**Problem requirements:** Repeat the whole listing exactly.

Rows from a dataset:
_ _ _ _ _ _ _

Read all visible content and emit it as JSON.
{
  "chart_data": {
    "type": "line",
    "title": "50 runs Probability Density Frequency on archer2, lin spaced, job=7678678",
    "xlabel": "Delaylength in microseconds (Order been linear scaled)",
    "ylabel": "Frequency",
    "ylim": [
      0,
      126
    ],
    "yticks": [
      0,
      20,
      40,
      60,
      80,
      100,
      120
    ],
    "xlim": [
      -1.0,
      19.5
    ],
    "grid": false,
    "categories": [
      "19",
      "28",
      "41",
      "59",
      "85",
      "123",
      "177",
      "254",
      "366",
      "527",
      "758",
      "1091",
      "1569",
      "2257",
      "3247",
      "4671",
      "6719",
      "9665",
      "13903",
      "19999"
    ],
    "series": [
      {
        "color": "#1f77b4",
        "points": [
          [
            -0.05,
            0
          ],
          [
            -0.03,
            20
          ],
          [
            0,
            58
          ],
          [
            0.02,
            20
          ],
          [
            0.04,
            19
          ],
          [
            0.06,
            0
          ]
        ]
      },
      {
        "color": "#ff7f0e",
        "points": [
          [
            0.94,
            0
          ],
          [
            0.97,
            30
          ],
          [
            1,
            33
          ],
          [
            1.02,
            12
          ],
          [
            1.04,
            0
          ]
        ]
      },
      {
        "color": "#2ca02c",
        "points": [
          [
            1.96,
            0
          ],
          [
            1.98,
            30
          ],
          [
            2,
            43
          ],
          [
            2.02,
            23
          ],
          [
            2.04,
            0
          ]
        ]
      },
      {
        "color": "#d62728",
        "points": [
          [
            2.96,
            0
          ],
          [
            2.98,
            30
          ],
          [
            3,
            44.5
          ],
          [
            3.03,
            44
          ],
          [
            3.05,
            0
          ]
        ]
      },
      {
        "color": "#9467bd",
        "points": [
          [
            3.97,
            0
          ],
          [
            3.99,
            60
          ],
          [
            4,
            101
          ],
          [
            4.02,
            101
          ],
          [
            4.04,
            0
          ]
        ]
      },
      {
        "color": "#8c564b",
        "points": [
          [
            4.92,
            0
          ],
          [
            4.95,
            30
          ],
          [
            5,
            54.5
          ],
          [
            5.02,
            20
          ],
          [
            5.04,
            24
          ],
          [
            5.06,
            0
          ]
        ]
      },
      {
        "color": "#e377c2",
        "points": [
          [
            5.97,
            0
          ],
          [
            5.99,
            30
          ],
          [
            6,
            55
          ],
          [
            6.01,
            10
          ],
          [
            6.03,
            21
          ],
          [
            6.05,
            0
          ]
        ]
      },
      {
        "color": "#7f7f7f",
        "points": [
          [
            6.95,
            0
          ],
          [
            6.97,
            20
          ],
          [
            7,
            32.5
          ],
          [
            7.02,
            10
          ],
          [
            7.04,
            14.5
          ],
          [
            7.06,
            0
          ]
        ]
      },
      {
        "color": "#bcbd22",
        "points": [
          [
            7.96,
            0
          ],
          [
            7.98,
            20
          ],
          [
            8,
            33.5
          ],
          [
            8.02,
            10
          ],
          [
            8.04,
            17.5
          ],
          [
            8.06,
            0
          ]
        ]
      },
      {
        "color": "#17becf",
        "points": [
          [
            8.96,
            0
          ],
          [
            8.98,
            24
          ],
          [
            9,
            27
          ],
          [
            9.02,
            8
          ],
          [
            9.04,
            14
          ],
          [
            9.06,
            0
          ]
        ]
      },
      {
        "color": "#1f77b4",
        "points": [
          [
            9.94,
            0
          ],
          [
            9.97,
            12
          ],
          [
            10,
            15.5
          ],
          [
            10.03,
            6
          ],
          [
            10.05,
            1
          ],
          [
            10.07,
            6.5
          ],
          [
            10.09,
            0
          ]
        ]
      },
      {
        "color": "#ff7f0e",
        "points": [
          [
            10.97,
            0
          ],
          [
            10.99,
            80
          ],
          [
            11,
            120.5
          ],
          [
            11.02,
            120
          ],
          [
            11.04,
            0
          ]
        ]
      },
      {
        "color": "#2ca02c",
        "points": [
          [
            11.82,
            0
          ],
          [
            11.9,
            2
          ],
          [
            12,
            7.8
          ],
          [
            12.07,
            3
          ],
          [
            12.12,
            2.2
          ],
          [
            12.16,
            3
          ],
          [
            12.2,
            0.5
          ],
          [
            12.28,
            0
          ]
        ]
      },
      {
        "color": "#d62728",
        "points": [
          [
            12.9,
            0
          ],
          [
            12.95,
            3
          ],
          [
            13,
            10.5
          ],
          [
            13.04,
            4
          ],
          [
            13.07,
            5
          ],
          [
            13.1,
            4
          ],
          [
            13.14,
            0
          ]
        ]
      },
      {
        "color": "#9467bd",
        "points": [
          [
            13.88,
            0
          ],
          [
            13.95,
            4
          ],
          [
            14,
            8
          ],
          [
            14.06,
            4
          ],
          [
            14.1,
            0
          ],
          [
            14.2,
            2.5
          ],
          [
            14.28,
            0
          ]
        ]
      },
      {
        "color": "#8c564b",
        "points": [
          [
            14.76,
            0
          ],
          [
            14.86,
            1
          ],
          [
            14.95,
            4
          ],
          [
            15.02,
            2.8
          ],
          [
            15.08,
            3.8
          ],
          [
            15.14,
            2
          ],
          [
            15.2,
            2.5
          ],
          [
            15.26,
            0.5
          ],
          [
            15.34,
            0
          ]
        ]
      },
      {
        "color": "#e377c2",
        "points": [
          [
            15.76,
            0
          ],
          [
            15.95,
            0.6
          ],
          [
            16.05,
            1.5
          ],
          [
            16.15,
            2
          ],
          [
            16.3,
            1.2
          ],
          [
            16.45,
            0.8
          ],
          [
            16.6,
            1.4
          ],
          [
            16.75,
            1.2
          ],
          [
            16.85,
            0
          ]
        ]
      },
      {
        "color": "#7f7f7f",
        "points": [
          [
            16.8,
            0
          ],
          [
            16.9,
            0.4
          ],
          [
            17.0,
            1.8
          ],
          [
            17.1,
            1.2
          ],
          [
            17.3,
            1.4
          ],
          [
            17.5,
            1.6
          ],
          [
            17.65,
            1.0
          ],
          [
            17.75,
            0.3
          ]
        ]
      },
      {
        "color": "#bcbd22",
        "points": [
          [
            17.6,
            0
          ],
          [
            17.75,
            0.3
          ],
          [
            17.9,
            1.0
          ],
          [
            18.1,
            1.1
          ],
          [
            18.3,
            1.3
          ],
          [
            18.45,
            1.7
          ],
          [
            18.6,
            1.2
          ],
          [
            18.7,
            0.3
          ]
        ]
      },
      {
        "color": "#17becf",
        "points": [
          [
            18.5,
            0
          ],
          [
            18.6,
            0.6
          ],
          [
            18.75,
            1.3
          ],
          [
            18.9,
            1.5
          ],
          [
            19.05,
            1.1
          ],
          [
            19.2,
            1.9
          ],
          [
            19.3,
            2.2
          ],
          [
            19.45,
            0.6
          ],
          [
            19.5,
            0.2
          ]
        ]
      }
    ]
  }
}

_ _ _ _ _ _ _

**Written response:**
Read all visible content and emit it as JSON.
{
  "chart_data": {
    "type": "line",
    "title": "50 runs Probability Density Frequency on archer2, lin spaced, job=7678678",
    "xlabel": "Delaylength in microseconds (Order been linear scaled)",
    "ylabel": "Frequency",
    "ylim": [
      0,
      126
    ],
    "yticks": [
      0,
      20,
      40,
      60,
      80,
      100,
      120
    ],
    "xlim": [
      -1.0,
      19.5
    ],
    "grid": false,
    "categories": [
      "19",
      "28",
      "41",
      "59",
      "85",
      "123",
      "177",
      "254",
      "366",
      "527",
      "758",
      "1091",
      "1569",
      "2257",
      "3247",
      "4671",
      "6719",
      "9665",
      "13903",
      "19999"
    ],
    "series": [
      {
        "color": "#1f77b4",
        "points": [
          [
            -0.05,
            0
          ],
          [
            -0.03,
            20
          ],
          [
            0,
            58
          ],
          [
            0.02,
            20
          ],
          [
            0.04,
            19
          ],
          [
            0.06,
            0
          ]
        ]
      },
      {
        "color": "#ff7f0e",
        "points": [
          [
            0.94,
            0
          ],
          [
            0.97,
            30
          ],
          [
            1,
            33
          ],
          [
            1.02,
            12
          ],
          [
            1.04,
            0
          ]
        ]
      },
      {
        "color": "#2ca02c",
        "points": [
          [
            1.96,
            0
          ],
          [
            1.98,
            30
          ],
          [
            2,
            43
          ],
          [
            2.02,
            23
          ],
          [
            2.04,
            0
          ]
        ]
      },
      {
        "color": "#d62728",
        "points": [
          [
            2.96,
            0
          ],
          [
            2.98,
            30
          ],
          [
            3,
            44.5
          ],
          [
            3.03,
            44
          ],
          [
            3.05,
            0
          ]
        ]
      },
      {
        "color": "#9467bd",
        "points": [
          [
            3.97,
            0
          ],
          [
            3.99,
            60
          ],
          [
            4,
            101
          ],
          [
            4.02,
            101
          ],
          [
            4.04,
            0
          ]
        ]
      },
      {
        "color": "#8c564b",
        "points": [
          [
            4.92,
            0
          ],
          [
            4.95,
            30
          ],
          [
            5,
            54.5
          ],
          [
            5.02,
            20
          ],
          [
            5.04,
            24
          ],
          [
            5.06,
            0
          ]
        ]
      },
      {
        "color": "#e377c2",
        "points": [
          [
            5.97,
            0
          ],
          [
            5.99,
            30
          ],
          [
            6,
            55
          ],
          [
            6.01,
            10
          ],
          [
            6.03,
            21
          ],
          [
            6.05,
            0
          ]
        ]
      },
      {
        "color": "#7f7f7f",
        "points": [
          [
            6.95,
            0
          ],
          [
            6.97,
            20
          ],
          [
            7,
            32.5
          ],
          [
            7.02,
            10
          ],
          [
            7.04,
            14.5
          ],
          [
            7.06,
            0
          ]
        ]
      },
      {
        "color": "#bcbd22",
        "points": [
          [
            7.96,
            0
          ],
          [
            7.98,
            20
          ],
          [
            8,
            33.5
          ],
          [
            8.02,
            10
          ],
          [
            8.04,
            17.5
          ],
          [
            8.06,
            0
          ]
        ]
      },
      {
        "color": "#17becf",
        "points": [
          [
            8.96,
            0
          ],
          [
            8.98,
            24
          ],
          [
            9,
            27
          ],
          [
            9.02,
            8
          ],
          [
            9.04,
            14
          ],
          [
            9.06,
            0
          ]
        ]
      },
      {
        "color": "#1f77b4",
        "points": [
          [
            9.94,
            0
          ],
          [
            9.97,
            12
          ],
          [
            10,
            15.5
          ],
          [
            10.03,
            6
          ],
          [
            10.05,
            1
          ],
          [
            10.07,
            6.5
          ],
          [
            10.09,
            0
          ]
        ]
      },
      {
        "color": "#ff7f0e",
        "points": [
          [
            10.97,
            0
          ],
          [
            10.99,
            80
          ],
          [
            11,
            120.5
          ],
          [
            11.02,
            120
          ],
          [
            11.04,
            0
          ]
        ]
      },
      {
        "color": "#2ca02c",
        "points": [
          [
            11.82,
            0
          ],
          [
            11.9,
            2
          ],
          [
            12,
            7.8
          ],
          [
            12.07,
            3
          ],
          [
            12.12,
            2.2
          ],
          [
            12.16,
            3
          ],
          [
            12.2,
            0.5
          ],
          [
            12.28,
            0
          ]
        ]
      },
      {
        "color": "#d62728",
        "points": [
          [
            12.9,
            0
          ],
          [
            12.95,
            3
          ],
          [
            13,
            10.5
          ],
          [
            13.04,
            4
          ],
          [
            13.07,
            5
          ],
          [
            13.1,
            4
          ],
          [
            13.14,
            0
          ]
        ]
      },
      {
        "color": "#9467bd",
        "points": [
          [
            13.88,
            0
          ],
          [
            13.95,
            4
          ],
          [
            14,
            8
          ],
          [
            14.06,
            4
          ],
          [
            14.1,
            0
          ],
          [
            14.2,
            2.5
          ],
          [
            14.28,
            0
          ]
        ]
      },
      {
        "color": "#8c564b",
        "points": [
          [
            14.76,
            0
          ],
          [
            14.86,
            1
          ],
          [
            14.95,
            4
          ],
          [
            15.02,
            2.8
          ],
          [
            15.08,
            3.8
          ],
          [
            15.14,
            2
          ],
          [
            15.2,
            2.5
          ],
          [
            15.26,
            0.5
          ],
          [
            15.34,
            0
          ]
        ]
      },
      {
        "color": "#e377c2",
        "points": [
          [
            15.76,
            0
          ],
          [
            15.95,
            0.6
          ],
          [
            16.05,
            1.5
          ],
          [
            16.15,
            2
          ],
          [
            16.3,
            1.2
          ],
          [
            16.45,
            0.8
          ],
          [
            16.6,
            1.4
          ],
          [
            16.75,
            1.2
          ],
          [
            16.85,
            0
          ]
        ]
      },
      {
        "color": "#7f7f7f",
        "points": [
          [
            16.8,
            0
          ],
          [
            16.9,
            0.4
          ],
          [
            17.0,
            1.8
          ],
          [
            17.1,
            1.2
          ],
          [
            17.3,
            1.4
          ],
          [
            17.5,
            1.6
          ],
          [
            17.65,
            1.0
          ],
          [
            17.75,
            0.3
          ]
        ]
      },
      {
        "color": "#bcbd22",
        "points": [
          [
            17.6,
            0
          ],
          [
            17.75,
            0.3
          ],
          [
            17.9,
            1.0
          ],
          [
            18.1,
            1.1
          ],
          [
            18.3,
            1.3
          ],
          [
            18.45,
            1.7
          ],
          [
            18.6,
            1.2
          ],
          [
            18.7,
            0.3
          ]
        ]
      },
      {
        "color": "#17becf",
        "points": [
          [
            18.5,
            0
          ],
          [
            18.6,
            0.6
          ],
          [
            18.75,
            1.3
          ],
          [
            18.9,
            1.5
          ],
          [
            19.05,
            1.1
          ],
          [
            19.2,
            1.9
          ],
          [
            19.3,
            2.2
          ],
          [
            19.45,
            0.6
          ],
          [
            19.5,
            0.2
          ]
        ]
      }
    ]
  }
}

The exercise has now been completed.